Given request — Without the pictures, reproduce the records that follow exactly.

Information given —
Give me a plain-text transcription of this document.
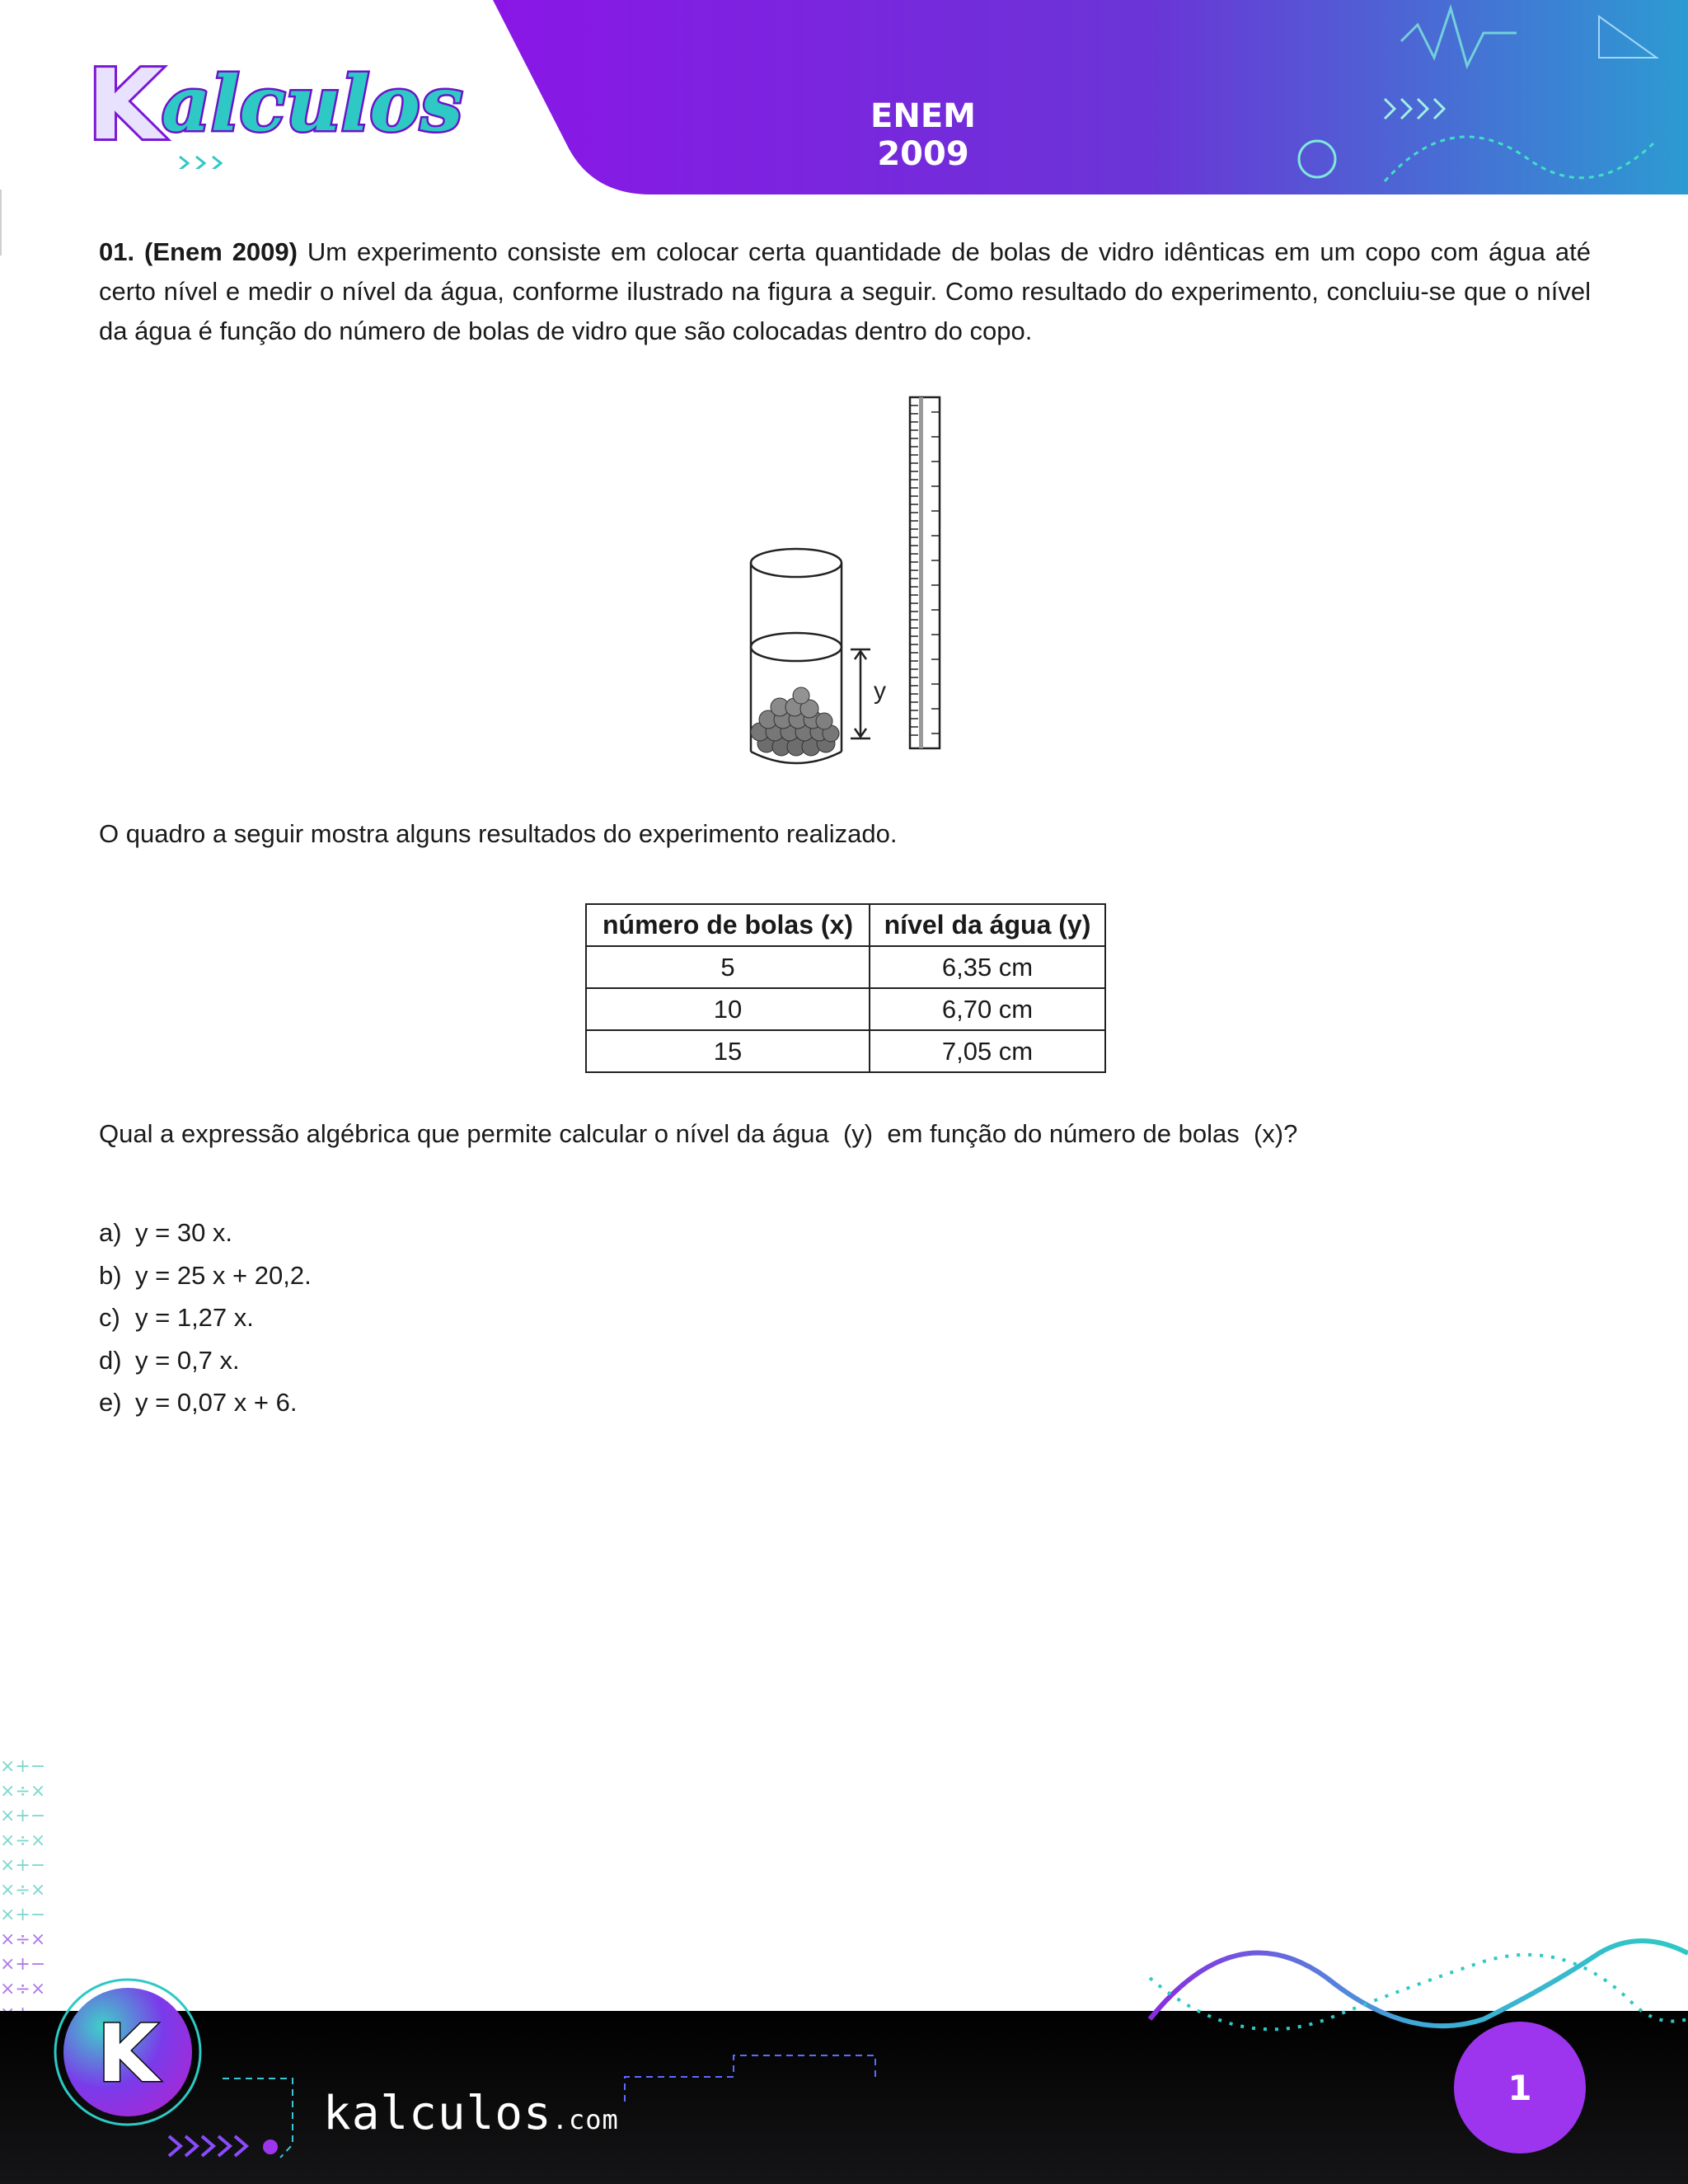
K
alculos	ENEM 2009
01. (Enem 2009) Um experimento consiste em colocar certa quantidade de bolas de vidro idênticas em um copo com água até certo nível e medir o nível da água, conforme ilustrado na figura a seguir. Como resultado do experimento, concluiu-se que o nível da água é função do número de bolas de vidro que são colocadas dentro do copo.
y
O quadro a seguir mostra alguns resultados do experimento realizado.
número de bolas (x)	nível da água (y)
5	6,35 cm
10	6,70 cm
15	7,05 cm
Qual a expressão algébrica que permite calcular o nível da água  (y)  em função do número de bolas  (x)?
a) y = 30 x.
b) y = 25 x + 20,2.
c) y = 1,27 x.
d) y = 0,7 x.
e) y = 0,07 x + 6.
×+−
×÷×
×+−
×÷×
×+−
×÷×
×+−
×÷×
×+−
×÷×
K
kalculos.com
1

Task solution —
Give me a plain-text transcription of this document.
K
alculos	ENEM 2009
01. (Enem 2009) Um experimento consiste em colocar certa quantidade de bolas de vidro idênticas em um copo com água até certo nível e medir o nível da água, conforme ilustrado na figura a seguir. Como resultado do experimento, concluiu-se que o nível da água é função do número de bolas de vidro que são colocadas dentro do copo.
y
O quadro a seguir mostra alguns resultados do experimento realizado.
número de bolas (x)	nível da água (y)
5	6,35 cm
10	6,70 cm
15	7,05 cm
Qual a expressão algébrica que permite calcular o nível da água  (y)  em função do número de bolas  (x)?
a) y = 30 x.
b) y = 25 x + 20,2.
c) y = 1,27 x.
d) y = 0,7 x.
e) y = 0,07 x + 6.
×+−
×÷×
×+−
×÷×
×+−
×÷×
×+−
×÷×
×+−
×÷×
K
kalculos.com
1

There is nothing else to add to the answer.